<<<<

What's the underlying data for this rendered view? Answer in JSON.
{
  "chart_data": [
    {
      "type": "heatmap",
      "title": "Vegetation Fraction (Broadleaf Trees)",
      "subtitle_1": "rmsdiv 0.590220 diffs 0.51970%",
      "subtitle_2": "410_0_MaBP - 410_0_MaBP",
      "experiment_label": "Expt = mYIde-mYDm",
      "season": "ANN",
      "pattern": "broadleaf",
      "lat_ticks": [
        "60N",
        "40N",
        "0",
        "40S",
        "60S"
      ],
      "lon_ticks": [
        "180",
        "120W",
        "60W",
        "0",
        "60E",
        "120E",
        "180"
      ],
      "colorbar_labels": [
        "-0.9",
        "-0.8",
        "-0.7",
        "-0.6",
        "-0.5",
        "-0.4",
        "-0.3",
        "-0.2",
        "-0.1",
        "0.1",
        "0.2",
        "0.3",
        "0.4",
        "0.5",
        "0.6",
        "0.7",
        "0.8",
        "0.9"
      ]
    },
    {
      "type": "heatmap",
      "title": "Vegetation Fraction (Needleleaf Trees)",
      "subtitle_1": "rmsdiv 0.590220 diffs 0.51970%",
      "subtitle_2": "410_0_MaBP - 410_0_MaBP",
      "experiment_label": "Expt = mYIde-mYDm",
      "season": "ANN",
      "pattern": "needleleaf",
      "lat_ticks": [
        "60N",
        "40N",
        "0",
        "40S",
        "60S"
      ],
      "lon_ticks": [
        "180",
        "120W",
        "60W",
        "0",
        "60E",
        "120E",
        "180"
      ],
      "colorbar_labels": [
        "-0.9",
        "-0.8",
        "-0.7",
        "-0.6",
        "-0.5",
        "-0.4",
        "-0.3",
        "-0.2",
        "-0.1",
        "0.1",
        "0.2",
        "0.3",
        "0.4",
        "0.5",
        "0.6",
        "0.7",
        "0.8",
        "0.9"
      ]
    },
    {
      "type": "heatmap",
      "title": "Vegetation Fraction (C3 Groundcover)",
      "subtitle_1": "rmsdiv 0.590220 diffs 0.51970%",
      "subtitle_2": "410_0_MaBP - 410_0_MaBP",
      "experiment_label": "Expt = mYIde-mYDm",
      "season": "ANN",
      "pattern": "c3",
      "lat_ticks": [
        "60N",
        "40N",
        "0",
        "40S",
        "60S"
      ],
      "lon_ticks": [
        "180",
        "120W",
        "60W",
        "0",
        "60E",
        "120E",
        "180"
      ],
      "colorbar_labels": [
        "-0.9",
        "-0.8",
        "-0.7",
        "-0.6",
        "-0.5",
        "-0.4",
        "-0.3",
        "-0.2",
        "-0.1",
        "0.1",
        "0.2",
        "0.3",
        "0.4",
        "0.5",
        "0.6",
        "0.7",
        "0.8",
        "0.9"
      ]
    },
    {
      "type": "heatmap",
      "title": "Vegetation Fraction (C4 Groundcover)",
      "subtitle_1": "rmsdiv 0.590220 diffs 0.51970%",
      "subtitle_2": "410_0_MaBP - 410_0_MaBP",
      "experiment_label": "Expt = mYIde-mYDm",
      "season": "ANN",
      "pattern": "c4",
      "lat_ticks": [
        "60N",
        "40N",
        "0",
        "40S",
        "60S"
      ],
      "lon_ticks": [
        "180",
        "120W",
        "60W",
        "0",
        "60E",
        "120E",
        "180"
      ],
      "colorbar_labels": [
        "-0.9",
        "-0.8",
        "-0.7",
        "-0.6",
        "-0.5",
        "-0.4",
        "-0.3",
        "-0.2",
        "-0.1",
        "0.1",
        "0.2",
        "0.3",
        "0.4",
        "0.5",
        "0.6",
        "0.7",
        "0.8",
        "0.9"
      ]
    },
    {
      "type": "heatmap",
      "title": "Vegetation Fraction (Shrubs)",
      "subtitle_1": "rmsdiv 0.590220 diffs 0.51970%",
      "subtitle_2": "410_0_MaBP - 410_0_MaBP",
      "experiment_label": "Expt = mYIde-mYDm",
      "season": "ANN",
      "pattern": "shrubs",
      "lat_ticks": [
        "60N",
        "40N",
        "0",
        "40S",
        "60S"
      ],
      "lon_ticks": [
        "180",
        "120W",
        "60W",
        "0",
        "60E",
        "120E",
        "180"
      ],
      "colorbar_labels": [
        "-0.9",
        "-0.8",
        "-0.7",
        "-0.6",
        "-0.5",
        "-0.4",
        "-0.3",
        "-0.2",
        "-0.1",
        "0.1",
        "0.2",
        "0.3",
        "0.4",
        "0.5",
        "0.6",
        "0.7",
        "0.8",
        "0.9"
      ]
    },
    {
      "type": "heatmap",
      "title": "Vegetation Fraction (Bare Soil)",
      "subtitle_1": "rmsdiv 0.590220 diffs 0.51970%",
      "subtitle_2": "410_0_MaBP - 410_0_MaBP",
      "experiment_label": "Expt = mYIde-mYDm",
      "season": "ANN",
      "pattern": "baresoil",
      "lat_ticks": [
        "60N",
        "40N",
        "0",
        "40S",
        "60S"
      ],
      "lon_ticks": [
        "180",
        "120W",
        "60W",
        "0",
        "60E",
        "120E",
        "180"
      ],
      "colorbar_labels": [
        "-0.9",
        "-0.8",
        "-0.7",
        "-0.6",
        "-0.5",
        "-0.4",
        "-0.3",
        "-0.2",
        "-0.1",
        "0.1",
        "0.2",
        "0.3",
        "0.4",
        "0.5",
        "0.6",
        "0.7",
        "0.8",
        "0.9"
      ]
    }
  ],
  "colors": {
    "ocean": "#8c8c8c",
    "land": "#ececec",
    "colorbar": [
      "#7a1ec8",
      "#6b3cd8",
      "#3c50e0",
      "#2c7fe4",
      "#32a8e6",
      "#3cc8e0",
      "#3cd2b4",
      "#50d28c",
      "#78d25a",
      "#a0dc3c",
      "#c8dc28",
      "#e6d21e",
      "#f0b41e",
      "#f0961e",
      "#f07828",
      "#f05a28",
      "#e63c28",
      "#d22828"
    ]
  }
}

>>>>

Task objective:
Without changing a word, restate the whole listing.

The result:
What's the underlying data for this rendered view? Answer in JSON.
{
  "chart_data": [
    {
      "type": "heatmap",
      "title": "Vegetation Fraction (Broadleaf Trees)",
      "subtitle_1": "rmsdiv 0.590220 diffs 0.51970%",
      "subtitle_2": "410_0_MaBP - 410_0_MaBP",
      "experiment_label": "Expt = mYIde-mYDm",
      "season": "ANN",
      "pattern": "broadleaf",
      "lat_ticks": [
        "60N",
        "40N",
        "0",
        "40S",
        "60S"
      ],
      "lon_ticks": [
        "180",
        "120W",
        "60W",
        "0",
        "60E",
        "120E",
        "180"
      ],
      "colorbar_labels": [
        "-0.9",
        "-0.8",
        "-0.7",
        "-0.6",
        "-0.5",
        "-0.4",
        "-0.3",
        "-0.2",
        "-0.1",
        "0.1",
        "0.2",
        "0.3",
        "0.4",
        "0.5",
        "0.6",
        "0.7",
        "0.8",
        "0.9"
      ]
    },
    {
      "type": "heatmap",
      "title": "Vegetation Fraction (Needleleaf Trees)",
      "subtitle_1": "rmsdiv 0.590220 diffs 0.51970%",
      "subtitle_2": "410_0_MaBP - 410_0_MaBP",
      "experiment_label": "Expt = mYIde-mYDm",
      "season": "ANN",
      "pattern": "needleleaf",
      "lat_ticks": [
        "60N",
        "40N",
        "0",
        "40S",
        "60S"
      ],
      "lon_ticks": [
        "180",
        "120W",
        "60W",
        "0",
        "60E",
        "120E",
        "180"
      ],
      "colorbar_labels": [
        "-0.9",
        "-0.8",
        "-0.7",
        "-0.6",
        "-0.5",
        "-0.4",
        "-0.3",
        "-0.2",
        "-0.1",
        "0.1",
        "0.2",
        "0.3",
        "0.4",
        "0.5",
        "0.6",
        "0.7",
        "0.8",
        "0.9"
      ]
    },
    {
      "type": "heatmap",
      "title": "Vegetation Fraction (C3 Groundcover)",
      "subtitle_1": "rmsdiv 0.590220 diffs 0.51970%",
      "subtitle_2": "410_0_MaBP - 410_0_MaBP",
      "experiment_label": "Expt = mYIde-mYDm",
      "season": "ANN",
      "pattern": "c3",
      "lat_ticks": [
        "60N",
        "40N",
        "0",
        "40S",
        "60S"
      ],
      "lon_ticks": [
        "180",
        "120W",
        "60W",
        "0",
        "60E",
        "120E",
        "180"
      ],
      "colorbar_labels": [
        "-0.9",
        "-0.8",
        "-0.7",
        "-0.6",
        "-0.5",
        "-0.4",
        "-0.3",
        "-0.2",
        "-0.1",
        "0.1",
        "0.2",
        "0.3",
        "0.4",
        "0.5",
        "0.6",
        "0.7",
        "0.8",
        "0.9"
      ]
    },
    {
      "type": "heatmap",
      "title": "Vegetation Fraction (C4 Groundcover)",
      "subtitle_1": "rmsdiv 0.590220 diffs 0.51970%",
      "subtitle_2": "410_0_MaBP - 410_0_MaBP",
      "experiment_label": "Expt = mYIde-mYDm",
      "season": "ANN",
      "pattern": "c4",
      "lat_ticks": [
        "60N",
        "40N",
        "0",
        "40S",
        "60S"
      ],
      "lon_ticks": [
        "180",
        "120W",
        "60W",
        "0",
        "60E",
        "120E",
        "180"
      ],
      "colorbar_labels": [
        "-0.9",
        "-0.8",
        "-0.7",
        "-0.6",
        "-0.5",
        "-0.4",
        "-0.3",
        "-0.2",
        "-0.1",
        "0.1",
        "0.2",
        "0.3",
        "0.4",
        "0.5",
        "0.6",
        "0.7",
        "0.8",
        "0.9"
      ]
    },
    {
      "type": "heatmap",
      "title": "Vegetation Fraction (Shrubs)",
      "subtitle_1": "rmsdiv 0.590220 diffs 0.51970%",
      "subtitle_2": "410_0_MaBP - 410_0_MaBP",
      "experiment_label": "Expt = mYIde-mYDm",
      "season": "ANN",
      "pattern": "shrubs",
      "lat_ticks": [
        "60N",
        "40N",
        "0",
        "40S",
        "60S"
      ],
      "lon_ticks": [
        "180",
        "120W",
        "60W",
        "0",
        "60E",
        "120E",
        "180"
      ],
      "colorbar_labels": [
        "-0.9",
        "-0.8",
        "-0.7",
        "-0.6",
        "-0.5",
        "-0.4",
        "-0.3",
        "-0.2",
        "-0.1",
        "0.1",
        "0.2",
        "0.3",
        "0.4",
        "0.5",
        "0.6",
        "0.7",
        "0.8",
        "0.9"
      ]
    },
    {
      "type": "heatmap",
      "title": "Vegetation Fraction (Bare Soil)",
      "subtitle_1": "rmsdiv 0.590220 diffs 0.51970%",
      "subtitle_2": "410_0_MaBP - 410_0_MaBP",
      "experiment_label": "Expt = mYIde-mYDm",
      "season": "ANN",
      "pattern": "baresoil",
      "lat_ticks": [
        "60N",
        "40N",
        "0",
        "40S",
        "60S"
      ],
      "lon_ticks": [
        "180",
        "120W",
        "60W",
        "0",
        "60E",
        "120E",
        "180"
      ],
      "colorbar_labels": [
        "-0.9",
        "-0.8",
        "-0.7",
        "-0.6",
        "-0.5",
        "-0.4",
        "-0.3",
        "-0.2",
        "-0.1",
        "0.1",
        "0.2",
        "0.3",
        "0.4",
        "0.5",
        "0.6",
        "0.7",
        "0.8",
        "0.9"
      ]
    }
  ],
  "colors": {
    "ocean": "#8c8c8c",
    "land": "#ececec",
    "colorbar": [
      "#7a1ec8",
      "#6b3cd8",
      "#3c50e0",
      "#2c7fe4",
      "#32a8e6",
      "#3cc8e0",
      "#3cd2b4",
      "#50d28c",
      "#78d25a",
      "#a0dc3c",
      "#c8dc28",
      "#e6d21e",
      "#f0b41e",
      "#f0961e",
      "#f07828",
      "#f05a28",
      "#e63c28",
      "#d22828"
    ]
  }
}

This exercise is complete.